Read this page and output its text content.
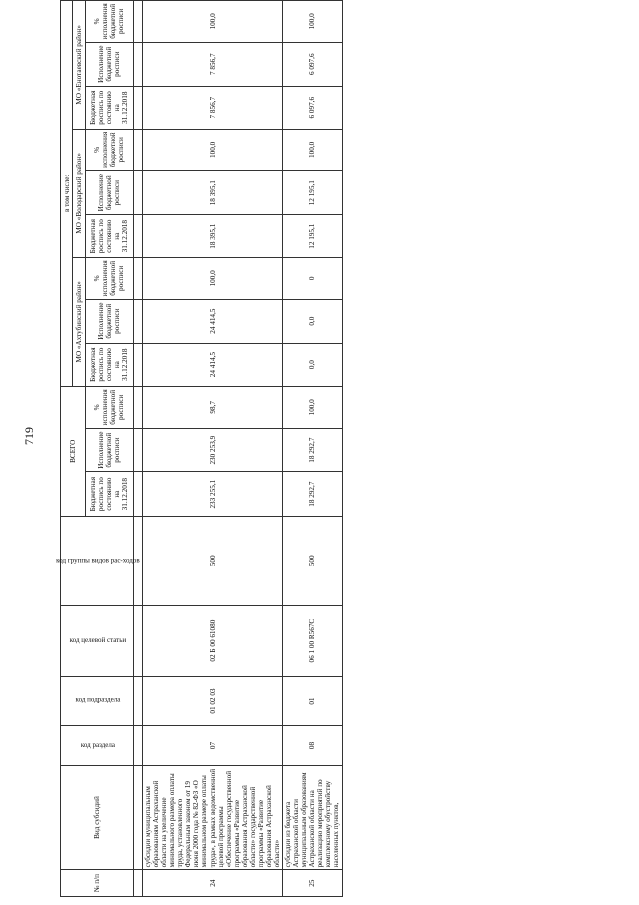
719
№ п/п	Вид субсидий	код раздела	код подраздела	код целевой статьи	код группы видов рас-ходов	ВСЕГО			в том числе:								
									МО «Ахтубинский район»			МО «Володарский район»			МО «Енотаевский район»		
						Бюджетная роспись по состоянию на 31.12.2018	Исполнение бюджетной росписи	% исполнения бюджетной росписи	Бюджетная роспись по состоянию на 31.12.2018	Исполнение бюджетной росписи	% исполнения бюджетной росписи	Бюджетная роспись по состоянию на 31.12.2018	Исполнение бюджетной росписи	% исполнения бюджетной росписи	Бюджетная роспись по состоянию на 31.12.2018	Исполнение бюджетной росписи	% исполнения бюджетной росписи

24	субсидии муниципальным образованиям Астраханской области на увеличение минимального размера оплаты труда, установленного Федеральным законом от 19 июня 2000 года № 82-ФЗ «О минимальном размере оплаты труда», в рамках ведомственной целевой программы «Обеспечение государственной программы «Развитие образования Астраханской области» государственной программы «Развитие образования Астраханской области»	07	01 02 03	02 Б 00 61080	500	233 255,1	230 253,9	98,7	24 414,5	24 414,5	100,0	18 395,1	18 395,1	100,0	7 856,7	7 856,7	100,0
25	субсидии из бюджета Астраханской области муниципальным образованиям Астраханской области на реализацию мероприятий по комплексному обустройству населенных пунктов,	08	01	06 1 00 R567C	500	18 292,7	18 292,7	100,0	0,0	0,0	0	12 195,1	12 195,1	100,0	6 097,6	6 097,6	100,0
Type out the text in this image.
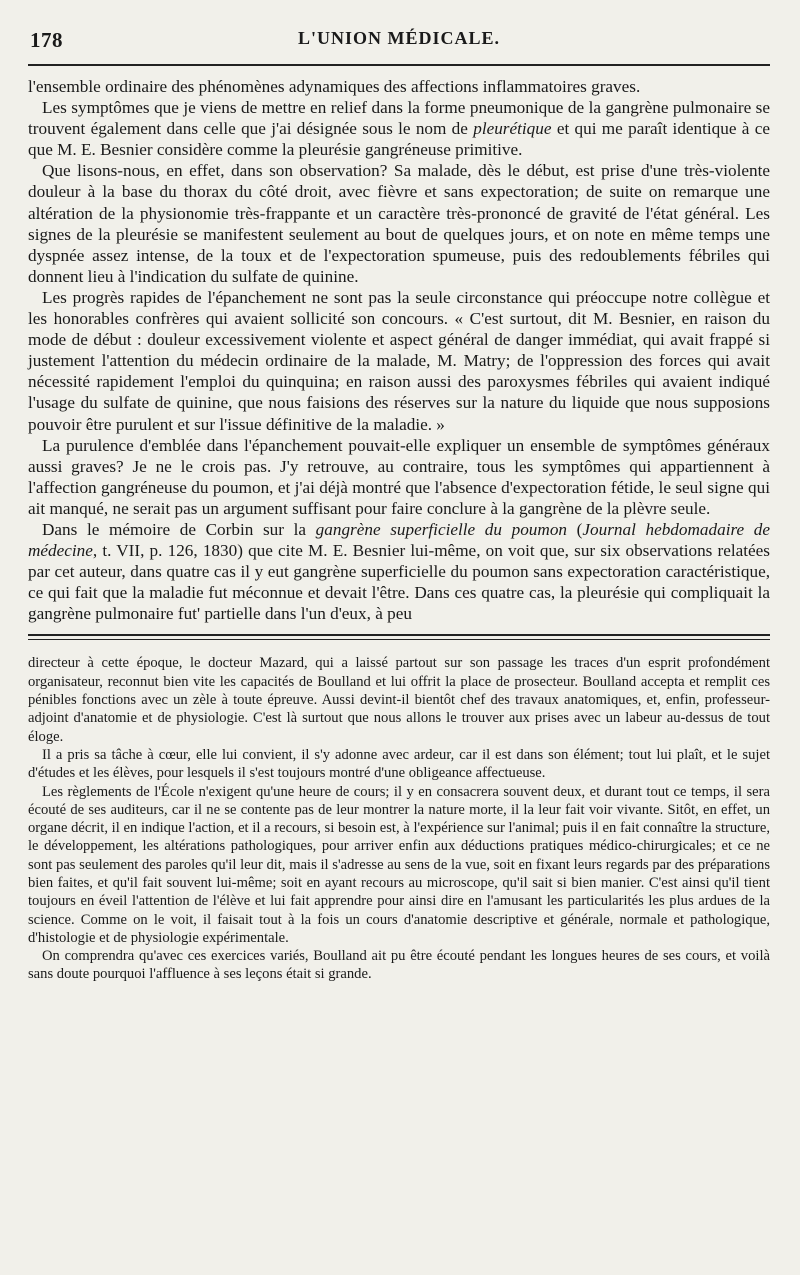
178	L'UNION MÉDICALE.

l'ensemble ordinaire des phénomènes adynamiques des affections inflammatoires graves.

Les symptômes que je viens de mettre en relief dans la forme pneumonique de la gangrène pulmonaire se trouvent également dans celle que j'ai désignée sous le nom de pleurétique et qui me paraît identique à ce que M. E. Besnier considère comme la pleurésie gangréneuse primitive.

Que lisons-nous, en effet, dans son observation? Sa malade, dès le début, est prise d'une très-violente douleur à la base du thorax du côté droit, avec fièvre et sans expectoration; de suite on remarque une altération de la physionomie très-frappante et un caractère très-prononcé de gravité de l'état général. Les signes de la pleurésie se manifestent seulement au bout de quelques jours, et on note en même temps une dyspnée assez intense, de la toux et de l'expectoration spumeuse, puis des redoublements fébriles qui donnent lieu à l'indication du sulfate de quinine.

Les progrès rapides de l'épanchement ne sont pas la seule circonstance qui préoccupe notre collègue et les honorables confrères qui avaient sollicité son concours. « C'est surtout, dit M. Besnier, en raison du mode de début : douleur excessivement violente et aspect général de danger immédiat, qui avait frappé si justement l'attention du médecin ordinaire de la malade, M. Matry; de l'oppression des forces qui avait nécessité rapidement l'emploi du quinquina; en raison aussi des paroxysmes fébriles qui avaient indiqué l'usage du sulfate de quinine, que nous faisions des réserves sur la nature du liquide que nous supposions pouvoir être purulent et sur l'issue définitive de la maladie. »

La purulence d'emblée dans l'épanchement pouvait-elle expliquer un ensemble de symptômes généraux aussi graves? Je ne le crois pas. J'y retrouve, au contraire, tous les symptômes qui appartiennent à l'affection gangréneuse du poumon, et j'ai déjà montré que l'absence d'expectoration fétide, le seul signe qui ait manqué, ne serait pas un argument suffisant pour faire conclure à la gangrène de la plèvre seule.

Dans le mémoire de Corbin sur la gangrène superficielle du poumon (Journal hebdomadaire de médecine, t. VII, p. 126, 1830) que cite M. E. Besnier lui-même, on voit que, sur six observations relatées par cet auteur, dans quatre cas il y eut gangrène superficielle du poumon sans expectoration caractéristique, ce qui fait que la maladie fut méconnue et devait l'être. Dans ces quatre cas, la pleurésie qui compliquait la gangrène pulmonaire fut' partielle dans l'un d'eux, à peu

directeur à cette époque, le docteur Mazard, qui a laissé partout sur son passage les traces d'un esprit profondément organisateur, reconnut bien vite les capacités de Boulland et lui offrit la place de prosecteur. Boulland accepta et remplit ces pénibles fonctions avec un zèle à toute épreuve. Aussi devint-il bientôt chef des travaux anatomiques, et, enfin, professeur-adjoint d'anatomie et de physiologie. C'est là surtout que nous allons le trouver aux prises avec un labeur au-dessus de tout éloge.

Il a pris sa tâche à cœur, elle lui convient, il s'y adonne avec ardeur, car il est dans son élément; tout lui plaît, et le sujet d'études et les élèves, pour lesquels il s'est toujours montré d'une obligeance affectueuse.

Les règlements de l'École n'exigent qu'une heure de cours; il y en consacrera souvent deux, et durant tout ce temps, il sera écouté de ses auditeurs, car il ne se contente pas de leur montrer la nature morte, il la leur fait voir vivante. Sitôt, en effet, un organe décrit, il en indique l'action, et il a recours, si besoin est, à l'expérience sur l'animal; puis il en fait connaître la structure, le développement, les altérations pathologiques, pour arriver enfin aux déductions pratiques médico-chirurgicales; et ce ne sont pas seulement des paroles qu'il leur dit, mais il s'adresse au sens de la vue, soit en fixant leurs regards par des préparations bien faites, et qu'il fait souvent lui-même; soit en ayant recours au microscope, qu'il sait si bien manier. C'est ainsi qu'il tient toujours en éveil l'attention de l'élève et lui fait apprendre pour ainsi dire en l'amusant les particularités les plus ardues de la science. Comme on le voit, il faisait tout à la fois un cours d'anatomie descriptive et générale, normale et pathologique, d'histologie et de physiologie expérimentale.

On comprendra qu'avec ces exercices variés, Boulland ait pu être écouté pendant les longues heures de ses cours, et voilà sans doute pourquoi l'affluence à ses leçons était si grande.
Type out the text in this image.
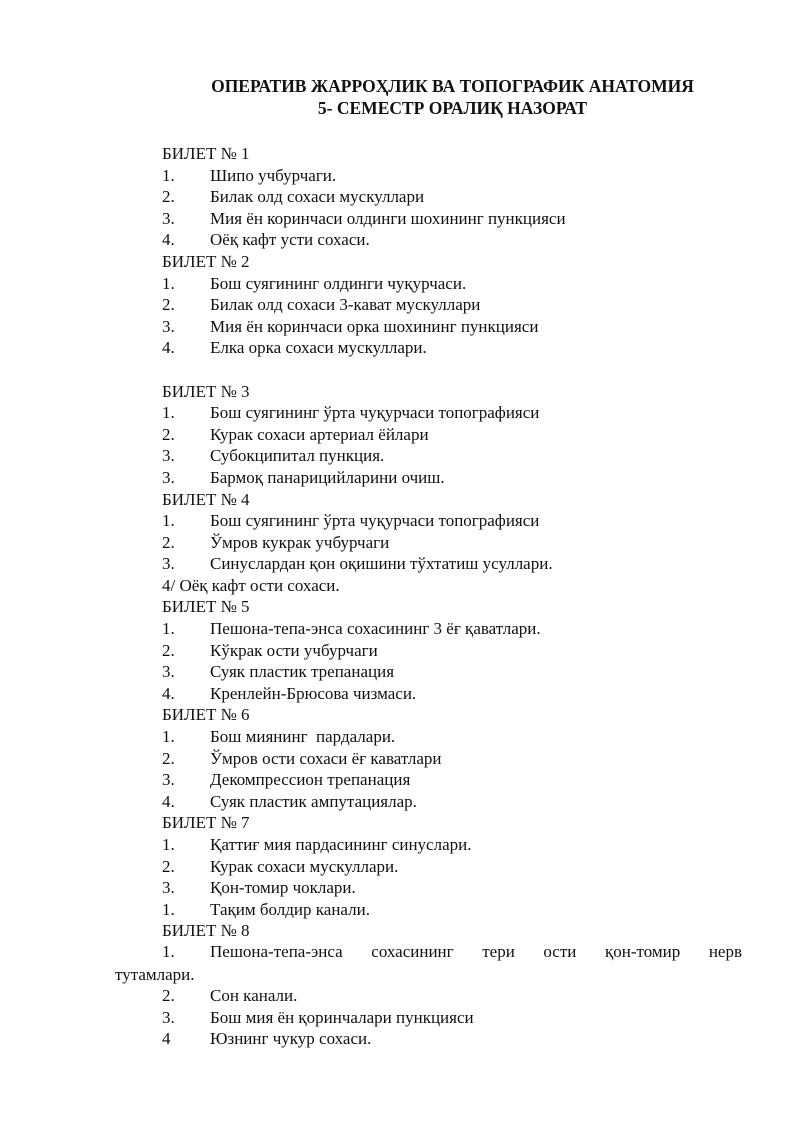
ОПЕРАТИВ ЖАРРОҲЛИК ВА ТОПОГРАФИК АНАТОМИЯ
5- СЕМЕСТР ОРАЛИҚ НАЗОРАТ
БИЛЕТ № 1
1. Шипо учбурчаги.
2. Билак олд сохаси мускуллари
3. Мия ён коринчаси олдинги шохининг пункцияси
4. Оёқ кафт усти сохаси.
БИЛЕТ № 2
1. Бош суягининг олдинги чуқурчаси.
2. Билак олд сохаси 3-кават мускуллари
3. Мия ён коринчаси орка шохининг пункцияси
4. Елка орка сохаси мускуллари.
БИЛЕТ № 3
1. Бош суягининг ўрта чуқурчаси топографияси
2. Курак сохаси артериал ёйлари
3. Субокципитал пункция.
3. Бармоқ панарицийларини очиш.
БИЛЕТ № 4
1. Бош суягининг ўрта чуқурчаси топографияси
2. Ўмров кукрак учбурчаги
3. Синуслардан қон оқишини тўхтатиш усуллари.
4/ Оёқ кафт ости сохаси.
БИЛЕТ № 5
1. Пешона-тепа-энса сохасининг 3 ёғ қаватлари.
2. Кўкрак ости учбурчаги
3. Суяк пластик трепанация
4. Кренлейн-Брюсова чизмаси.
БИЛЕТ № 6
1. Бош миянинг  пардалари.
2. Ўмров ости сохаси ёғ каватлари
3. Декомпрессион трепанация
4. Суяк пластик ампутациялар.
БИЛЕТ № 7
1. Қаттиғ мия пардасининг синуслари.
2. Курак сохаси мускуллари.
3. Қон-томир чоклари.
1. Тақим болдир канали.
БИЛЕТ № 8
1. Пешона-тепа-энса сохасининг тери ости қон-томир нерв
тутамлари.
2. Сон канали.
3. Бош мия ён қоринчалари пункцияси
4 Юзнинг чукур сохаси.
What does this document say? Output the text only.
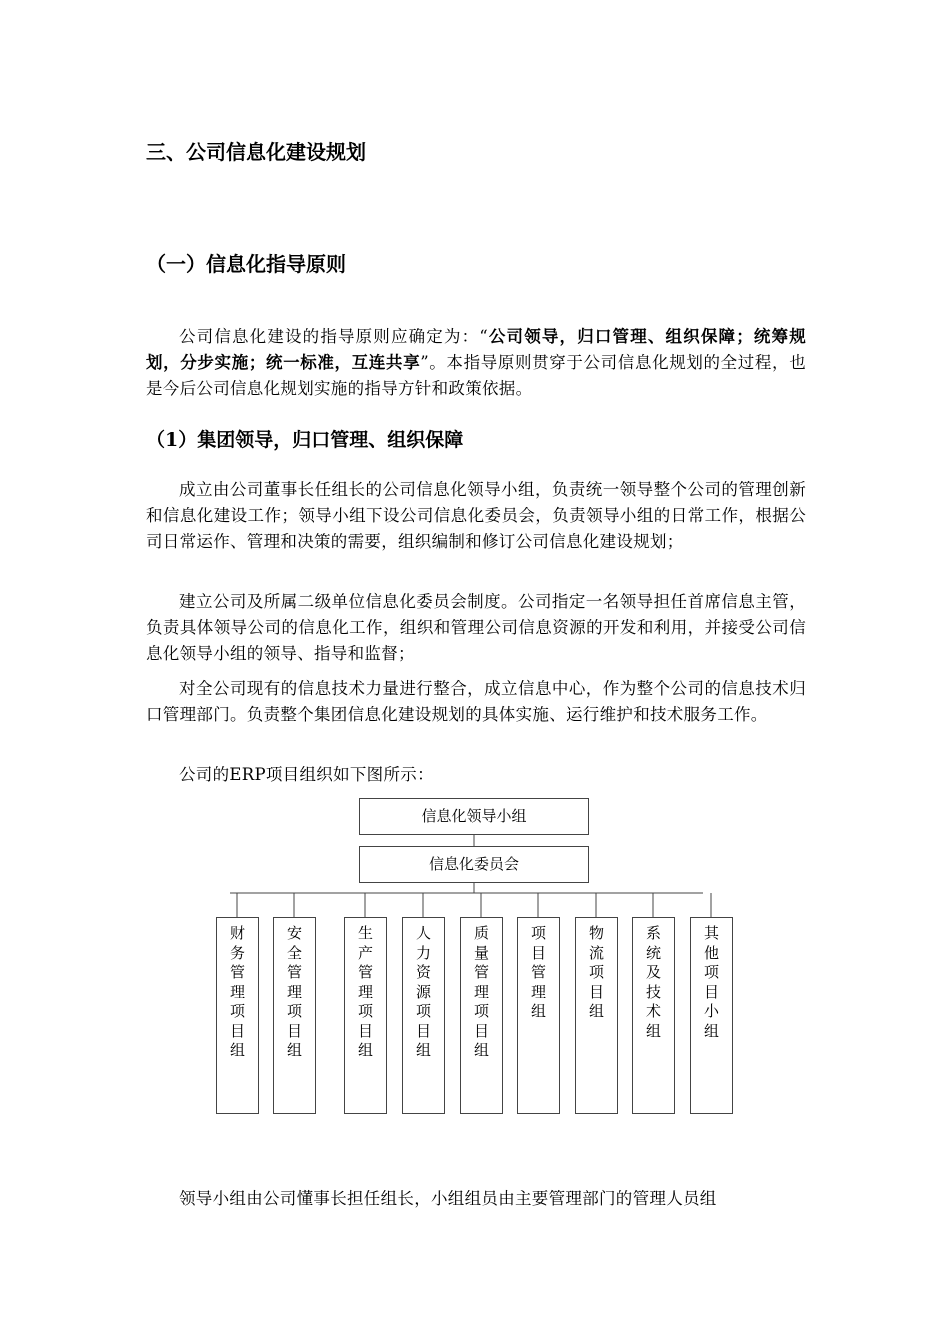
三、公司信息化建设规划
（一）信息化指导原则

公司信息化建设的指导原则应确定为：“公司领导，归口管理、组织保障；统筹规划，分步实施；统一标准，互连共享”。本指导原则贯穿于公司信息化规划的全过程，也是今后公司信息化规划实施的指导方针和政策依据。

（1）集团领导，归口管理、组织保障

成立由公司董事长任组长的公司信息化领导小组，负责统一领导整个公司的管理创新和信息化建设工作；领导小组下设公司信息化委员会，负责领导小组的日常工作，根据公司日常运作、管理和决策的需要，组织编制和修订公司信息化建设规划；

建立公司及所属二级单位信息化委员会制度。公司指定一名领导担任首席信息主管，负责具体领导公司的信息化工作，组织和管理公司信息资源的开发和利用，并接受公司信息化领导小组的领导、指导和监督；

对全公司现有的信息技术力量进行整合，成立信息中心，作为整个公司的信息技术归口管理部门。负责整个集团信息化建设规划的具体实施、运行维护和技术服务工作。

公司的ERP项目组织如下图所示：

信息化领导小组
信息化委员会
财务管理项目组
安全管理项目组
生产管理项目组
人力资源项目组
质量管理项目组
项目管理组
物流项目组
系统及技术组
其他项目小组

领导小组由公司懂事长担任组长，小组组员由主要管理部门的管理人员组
• • • • • • •
→ Instructions for the task
Copy and report every line where the word "physiologie" is present.

→ Full output
directeur à cette époque, le docteur Mazard, qui a laissé partout sur son passage les traces d'un esprit profondément organisateur, reconnut bien vite les capacités de Boulland et lui offrit la place de prosecteur. Boulland accepta et remplit ces pénibles fonctions avec un zèle à toute épreuve. Aussi devint-il bientôt chef des travaux anatomiques, et, enfin, professeur-adjoint d'anatomie et de physiologie. C'est là surtout que nous allons le trouver aux prises avec un labeur au-dessus de tout éloge.
Les règlements de l'École n'exigent qu'une heure de cours; il y en consacrera souvent deux, et durant tout ce temps, il sera écouté de ses auditeurs, car il ne se contente pas de leur montrer la nature morte, il la leur fait voir vivante. Sitôt, en effet, un organe décrit, il en indique l'action, et il a recours, si besoin est, à l'expérience sur l'animal; puis il en fait connaître la structure, le développement, les altérations pathologiques, pour arriver enfin aux déductions pratiques médico-chirurgicales; et ce ne sont pas seulement des paroles qu'il leur dit, mais il s'adresse au sens de la vue, soit en fixant leurs regards par des préparations bien faites, et qu'il fait souvent lui-même; soit en ayant recours au microscope, qu'il sait si bien manier. C'est ainsi qu'il tient toujours en éveil l'attention de l'élève et lui fait apprendre pour ainsi dire en l'amusant les particularités les plus ardues de la science. Comme on le voit, il faisait tout à la fois un cours d'anatomie descriptive et générale, normale et pathologique, d'histologie et de physiologie expérimentale.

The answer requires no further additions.